» **REQUEST**: Below are some records; retype all of them exactly.

[Figure collection entries]
+ + + +
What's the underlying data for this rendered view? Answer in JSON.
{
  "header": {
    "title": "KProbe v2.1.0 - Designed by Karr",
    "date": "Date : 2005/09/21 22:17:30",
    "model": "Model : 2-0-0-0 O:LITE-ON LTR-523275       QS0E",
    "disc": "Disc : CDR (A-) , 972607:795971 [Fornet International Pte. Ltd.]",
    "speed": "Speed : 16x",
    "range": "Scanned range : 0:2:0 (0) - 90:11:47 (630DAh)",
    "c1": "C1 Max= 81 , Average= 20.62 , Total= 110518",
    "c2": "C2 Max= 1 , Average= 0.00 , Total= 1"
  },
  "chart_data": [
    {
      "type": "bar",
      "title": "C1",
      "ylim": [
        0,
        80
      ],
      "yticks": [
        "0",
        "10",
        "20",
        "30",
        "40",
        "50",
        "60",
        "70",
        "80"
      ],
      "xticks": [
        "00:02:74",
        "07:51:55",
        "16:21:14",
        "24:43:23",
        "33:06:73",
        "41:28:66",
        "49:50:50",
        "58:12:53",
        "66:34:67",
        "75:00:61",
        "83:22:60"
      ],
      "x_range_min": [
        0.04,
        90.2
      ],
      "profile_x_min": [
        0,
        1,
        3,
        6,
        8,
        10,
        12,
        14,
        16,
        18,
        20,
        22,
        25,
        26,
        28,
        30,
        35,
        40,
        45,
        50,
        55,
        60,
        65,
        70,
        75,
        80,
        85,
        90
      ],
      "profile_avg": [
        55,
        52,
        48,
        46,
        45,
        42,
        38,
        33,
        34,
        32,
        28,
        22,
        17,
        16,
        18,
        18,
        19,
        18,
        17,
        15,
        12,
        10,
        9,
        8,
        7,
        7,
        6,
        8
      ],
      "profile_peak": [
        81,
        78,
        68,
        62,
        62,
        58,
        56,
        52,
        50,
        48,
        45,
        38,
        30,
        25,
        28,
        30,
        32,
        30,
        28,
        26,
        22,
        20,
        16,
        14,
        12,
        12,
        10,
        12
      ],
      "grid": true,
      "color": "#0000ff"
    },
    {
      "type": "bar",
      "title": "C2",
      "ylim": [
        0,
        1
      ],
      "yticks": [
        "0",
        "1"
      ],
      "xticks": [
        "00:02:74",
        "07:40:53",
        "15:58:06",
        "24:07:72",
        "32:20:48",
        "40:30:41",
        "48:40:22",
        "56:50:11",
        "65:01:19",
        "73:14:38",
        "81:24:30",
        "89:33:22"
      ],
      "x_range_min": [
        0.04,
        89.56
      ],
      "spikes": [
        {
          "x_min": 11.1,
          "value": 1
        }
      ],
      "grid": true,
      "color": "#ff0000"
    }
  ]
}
+ + + +
» **EXERCISE ANSWER**:
What's the underlying data for this rendered view? Answer in JSON.
{
  "header": {
    "title": "KProbe v2.1.0 - Designed by Karr",
    "date": "Date : 2005/09/21 22:17:30",
    "model": "Model : 2-0-0-0 O:LITE-ON LTR-523275       QS0E",
    "disc": "Disc : CDR (A-) , 972607:795971 [Fornet International Pte. Ltd.]",
    "speed": "Speed : 16x",
    "range": "Scanned range : 0:2:0 (0) - 90:11:47 (630DAh)",
    "c1": "C1 Max= 81 , Average= 20.62 , Total= 110518",
    "c2": "C2 Max= 1 , Average= 0.00 , Total= 1"
  },
  "chart_data": [
    {
      "type": "bar",
      "title": "C1",
      "ylim": [
        0,
        80
      ],
      "yticks": [
        "0",
        "10",
        "20",
        "30",
        "40",
        "50",
        "60",
        "70",
        "80"
      ],
      "xticks": [
        "00:02:74",
        "07:51:55",
        "16:21:14",
        "24:43:23",
        "33:06:73",
        "41:28:66",
        "49:50:50",
        "58:12:53",
        "66:34:67",
        "75:00:61",
        "83:22:60"
      ],
      "x_range_min": [
        0.04,
        90.2
      ],
      "profile_x_min": [
        0,
        1,
        3,
        6,
        8,
        10,
        12,
        14,
        16,
        18,
        20,
        22,
        25,
        26,
        28,
        30,
        35,
        40,
        45,
        50,
        55,
        60,
        65,
        70,
        75,
        80,
        85,
        90
      ],
      "profile_avg": [
        55,
        52,
        48,
        46,
        45,
        42,
        38,
        33,
        34,
        32,
        28,
        22,
        17,
        16,
        18,
        18,
        19,
        18,
        17,
        15,
        12,
        10,
        9,
        8,
        7,
        7,
        6,
        8
      ],
      "profile_peak": [
        81,
        78,
        68,
        62,
        62,
        58,
        56,
        52,
        50,
        48,
        45,
        38,
        30,
        25,
        28,
        30,
        32,
        30,
        28,
        26,
        22,
        20,
        16,
        14,
        12,
        12,
        10,
        12
      ],
      "grid": true,
      "color": "#0000ff"
    },
    {
      "type": "bar",
      "title": "C2",
      "ylim": [
        0,
        1
      ],
      "yticks": [
        "0",
        "1"
      ],
      "xticks": [
        "00:02:74",
        "07:40:53",
        "15:58:06",
        "24:07:72",
        "32:20:48",
        "40:30:41",
        "48:40:22",
        "56:50:11",
        "65:01:19",
        "73:14:38",
        "81:24:30",
        "89:33:22"
      ],
      "x_range_min": [
        0.04,
        89.56
      ],
      "spikes": [
        {
          "x_min": 11.1,
          "value": 1
        }
      ],
      "grid": true,
      "color": "#ff0000"
    }
  ]
}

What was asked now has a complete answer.